TASK TO CARRY OUT | Your task is to copy every record exactly.

DATA SECTION |
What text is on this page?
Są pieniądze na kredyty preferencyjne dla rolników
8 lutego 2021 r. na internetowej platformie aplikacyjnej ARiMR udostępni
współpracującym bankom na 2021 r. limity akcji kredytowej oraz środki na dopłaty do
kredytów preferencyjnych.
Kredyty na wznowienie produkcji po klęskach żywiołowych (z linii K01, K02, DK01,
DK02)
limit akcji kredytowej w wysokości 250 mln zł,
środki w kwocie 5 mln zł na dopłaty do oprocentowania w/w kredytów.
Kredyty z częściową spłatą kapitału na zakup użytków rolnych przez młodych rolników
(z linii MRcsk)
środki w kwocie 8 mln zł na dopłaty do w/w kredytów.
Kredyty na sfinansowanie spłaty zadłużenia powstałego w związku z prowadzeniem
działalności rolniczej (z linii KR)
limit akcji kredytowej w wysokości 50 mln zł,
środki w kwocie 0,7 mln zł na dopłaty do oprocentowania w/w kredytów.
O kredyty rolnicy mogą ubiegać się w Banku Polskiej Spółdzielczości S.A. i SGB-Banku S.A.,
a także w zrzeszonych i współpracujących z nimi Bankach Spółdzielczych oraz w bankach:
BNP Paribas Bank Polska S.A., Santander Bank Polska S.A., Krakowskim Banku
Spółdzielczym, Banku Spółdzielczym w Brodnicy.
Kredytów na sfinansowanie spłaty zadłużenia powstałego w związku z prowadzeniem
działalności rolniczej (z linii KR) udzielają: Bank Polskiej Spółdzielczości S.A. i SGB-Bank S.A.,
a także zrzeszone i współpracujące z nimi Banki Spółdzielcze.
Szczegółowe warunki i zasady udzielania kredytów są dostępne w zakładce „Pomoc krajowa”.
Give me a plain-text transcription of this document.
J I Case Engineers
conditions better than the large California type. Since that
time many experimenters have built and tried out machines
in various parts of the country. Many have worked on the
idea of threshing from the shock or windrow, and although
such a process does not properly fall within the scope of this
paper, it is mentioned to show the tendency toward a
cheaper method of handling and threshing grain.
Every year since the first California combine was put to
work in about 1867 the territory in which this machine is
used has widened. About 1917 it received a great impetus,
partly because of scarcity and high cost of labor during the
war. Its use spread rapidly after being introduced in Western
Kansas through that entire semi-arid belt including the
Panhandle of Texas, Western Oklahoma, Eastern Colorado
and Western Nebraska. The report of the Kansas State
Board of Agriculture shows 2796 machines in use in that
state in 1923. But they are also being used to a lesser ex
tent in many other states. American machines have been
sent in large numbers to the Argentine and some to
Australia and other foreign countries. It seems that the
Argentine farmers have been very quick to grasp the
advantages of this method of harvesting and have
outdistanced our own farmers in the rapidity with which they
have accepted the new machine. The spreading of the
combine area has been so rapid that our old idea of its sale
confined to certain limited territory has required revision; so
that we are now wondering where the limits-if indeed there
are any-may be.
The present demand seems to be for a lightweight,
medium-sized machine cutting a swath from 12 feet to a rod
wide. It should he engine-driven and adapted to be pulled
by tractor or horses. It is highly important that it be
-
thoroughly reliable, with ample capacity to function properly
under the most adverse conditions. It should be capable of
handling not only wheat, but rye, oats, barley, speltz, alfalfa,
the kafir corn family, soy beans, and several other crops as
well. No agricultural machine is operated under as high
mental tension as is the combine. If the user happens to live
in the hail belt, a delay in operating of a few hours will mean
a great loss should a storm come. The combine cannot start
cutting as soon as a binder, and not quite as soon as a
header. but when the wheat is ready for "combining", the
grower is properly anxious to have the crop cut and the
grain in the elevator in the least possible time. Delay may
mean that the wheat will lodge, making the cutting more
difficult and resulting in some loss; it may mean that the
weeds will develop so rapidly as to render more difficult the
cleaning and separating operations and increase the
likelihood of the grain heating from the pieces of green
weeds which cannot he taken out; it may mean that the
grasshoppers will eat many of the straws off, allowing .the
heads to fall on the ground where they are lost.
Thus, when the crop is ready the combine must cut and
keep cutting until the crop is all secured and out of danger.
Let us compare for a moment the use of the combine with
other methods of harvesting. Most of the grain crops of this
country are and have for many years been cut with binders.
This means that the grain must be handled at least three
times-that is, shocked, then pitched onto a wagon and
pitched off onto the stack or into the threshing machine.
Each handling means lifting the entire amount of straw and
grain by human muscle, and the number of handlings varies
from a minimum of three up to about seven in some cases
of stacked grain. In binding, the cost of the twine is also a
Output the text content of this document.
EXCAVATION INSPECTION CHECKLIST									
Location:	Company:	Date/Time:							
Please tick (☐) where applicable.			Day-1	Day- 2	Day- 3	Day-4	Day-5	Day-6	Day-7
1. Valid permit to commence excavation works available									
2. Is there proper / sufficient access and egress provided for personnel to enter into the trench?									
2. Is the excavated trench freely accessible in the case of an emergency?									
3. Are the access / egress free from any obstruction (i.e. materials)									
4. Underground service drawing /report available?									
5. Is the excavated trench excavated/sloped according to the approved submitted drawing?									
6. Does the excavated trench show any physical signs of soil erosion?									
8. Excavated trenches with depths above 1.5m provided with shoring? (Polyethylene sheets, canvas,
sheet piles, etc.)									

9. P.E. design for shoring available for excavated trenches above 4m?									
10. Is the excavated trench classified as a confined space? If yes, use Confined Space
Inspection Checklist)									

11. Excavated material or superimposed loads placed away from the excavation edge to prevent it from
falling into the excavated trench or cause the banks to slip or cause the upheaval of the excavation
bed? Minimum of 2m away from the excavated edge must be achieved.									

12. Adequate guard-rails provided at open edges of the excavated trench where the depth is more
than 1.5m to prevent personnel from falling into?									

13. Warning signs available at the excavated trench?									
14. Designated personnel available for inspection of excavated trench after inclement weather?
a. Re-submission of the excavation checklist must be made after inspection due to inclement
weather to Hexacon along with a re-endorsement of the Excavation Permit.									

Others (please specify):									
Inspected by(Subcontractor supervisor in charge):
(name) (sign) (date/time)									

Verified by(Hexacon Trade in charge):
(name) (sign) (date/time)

CORRECT ANSWER |
What text is on this page?
Są pieniądze na kredyty preferencyjne dla rolników
8 lutego 2021 r. na internetowej platformie aplikacyjnej ARiMR udostępni
współpracującym bankom na 2021 r. limity akcji kredytowej oraz środki na dopłaty do
kredytów preferencyjnych.
Kredyty na wznowienie produkcji po klęskach żywiołowych (z linii K01, K02, DK01,
DK02)
limit akcji kredytowej w wysokości 250 mln zł,
środki w kwocie 5 mln zł na dopłaty do oprocentowania w/w kredytów.
Kredyty z częściową spłatą kapitału na zakup użytków rolnych przez młodych rolników
(z linii MRcsk)
środki w kwocie 8 mln zł na dopłaty do w/w kredytów.
Kredyty na sfinansowanie spłaty zadłużenia powstałego w związku z prowadzeniem
działalności rolniczej (z linii KR)
limit akcji kredytowej w wysokości 50 mln zł,
środki w kwocie 0,7 mln zł na dopłaty do oprocentowania w/w kredytów.
O kredyty rolnicy mogą ubiegać się w Banku Polskiej Spółdzielczości S.A. i SGB-Banku S.A.,
a także w zrzeszonych i współpracujących z nimi Bankach Spółdzielczych oraz w bankach:
BNP Paribas Bank Polska S.A., Santander Bank Polska S.A., Krakowskim Banku
Spółdzielczym, Banku Spółdzielczym w Brodnicy.
Kredytów na sfinansowanie spłaty zadłużenia powstałego w związku z prowadzeniem
działalności rolniczej (z linii KR) udzielają: Bank Polskiej Spółdzielczości S.A. i SGB-Bank S.A.,
a także zrzeszone i współpracujące z nimi Banki Spółdzielcze.
Szczegółowe warunki i zasady udzielania kredytów są dostępne w zakładce „Pomoc krajowa”.
Give me a plain-text transcription of this document.
J I Case Engineers
conditions better than the large California type. Since that
time many experimenters have built and tried out machines
in various parts of the country. Many have worked on the
idea of threshing from the shock or windrow, and although
such a process does not properly fall within the scope of this
paper, it is mentioned to show the tendency toward a
cheaper method of handling and threshing grain.
Every year since the first California combine was put to
work in about 1867 the territory in which this machine is
used has widened. About 1917 it received a great impetus,
partly because of scarcity and high cost of labor during the
war. Its use spread rapidly after being introduced in Western
Kansas through that entire semi-arid belt including the
Panhandle of Texas, Western Oklahoma, Eastern Colorado
and Western Nebraska. The report of the Kansas State
Board of Agriculture shows 2796 machines in use in that
state in 1923. But they are also being used to a lesser ex
tent in many other states. American machines have been
sent in large numbers to the Argentine and some to
Australia and other foreign countries. It seems that the
Argentine farmers have been very quick to grasp the
advantages of this method of harvesting and have
outdistanced our own farmers in the rapidity with which they
have accepted the new machine. The spreading of the
combine area has been so rapid that our old idea of its sale
confined to certain limited territory has required revision; so
that we are now wondering where the limits-if indeed there
are any-may be.
The present demand seems to be for a lightweight,
medium-sized machine cutting a swath from 12 feet to a rod
wide. It should he engine-driven and adapted to be pulled
by tractor or horses. It is highly important that it be
-
thoroughly reliable, with ample capacity to function properly
under the most adverse conditions. It should be capable of
handling not only wheat, but rye, oats, barley, speltz, alfalfa,
the kafir corn family, soy beans, and several other crops as
well. No agricultural machine is operated under as high
mental tension as is the combine. If the user happens to live
in the hail belt, a delay in operating of a few hours will mean
a great loss should a storm come. The combine cannot start
cutting as soon as a binder, and not quite as soon as a
header. but when the wheat is ready for "combining", the
grower is properly anxious to have the crop cut and the
grain in the elevator in the least possible time. Delay may
mean that the wheat will lodge, making the cutting more
difficult and resulting in some loss; it may mean that the
weeds will develop so rapidly as to render more difficult the
cleaning and separating operations and increase the
likelihood of the grain heating from the pieces of green
weeds which cannot he taken out; it may mean that the
grasshoppers will eat many of the straws off, allowing .the
heads to fall on the ground where they are lost.
Thus, when the crop is ready the combine must cut and
keep cutting until the crop is all secured and out of danger.
Let us compare for a moment the use of the combine with
other methods of harvesting. Most of the grain crops of this
country are and have for many years been cut with binders.
This means that the grain must be handled at least three
times-that is, shocked, then pitched onto a wagon and
pitched off onto the stack or into the threshing machine.
Each handling means lifting the entire amount of straw and
grain by human muscle, and the number of handlings varies
from a minimum of three up to about seven in some cases
of stacked grain. In binding, the cost of the twine is also a
Output the text content of this document.
EXCAVATION INSPECTION CHECKLIST									
Location:	Company:	Date/Time:							
Please tick (☐) where applicable.			Day-1	Day- 2	Day- 3	Day-4	Day-5	Day-6	Day-7
1. Valid permit to commence excavation works available									
2. Is there proper / sufficient access and egress provided for personnel to enter into the trench?									
2. Is the excavated trench freely accessible in the case of an emergency?									
3. Are the access / egress free from any obstruction (i.e. materials)									
4. Underground service drawing /report available?									
5. Is the excavated trench excavated/sloped according to the approved submitted drawing?									
6. Does the excavated trench show any physical signs of soil erosion?									
8. Excavated trenches with depths above 1.5m provided with shoring? (Polyethylene sheets, canvas,
sheet piles, etc.)									

9. P.E. design for shoring available for excavated trenches above 4m?									
10. Is the excavated trench classified as a confined space? If yes, use Confined Space
Inspection Checklist)									

11. Excavated material or superimposed loads placed away from the excavation edge to prevent it from
falling into the excavated trench or cause the banks to slip or cause the upheaval of the excavation
bed? Minimum of 2m away from the excavated edge must be achieved.									

12. Adequate guard-rails provided at open edges of the excavated trench where the depth is more
than 1.5m to prevent personnel from falling into?									

13. Warning signs available at the excavated trench?									
14. Designated personnel available for inspection of excavated trench after inclement weather?
a. Re-submission of the excavation checklist must be made after inspection due to inclement
weather to Hexacon along with a re-endorsement of the Excavation Permit.									

Others (please specify):									
Inspected by(Subcontractor supervisor in charge):
(name) (sign) (date/time)									

Verified by(Hexacon Trade in charge):
(name) (sign) (date/time)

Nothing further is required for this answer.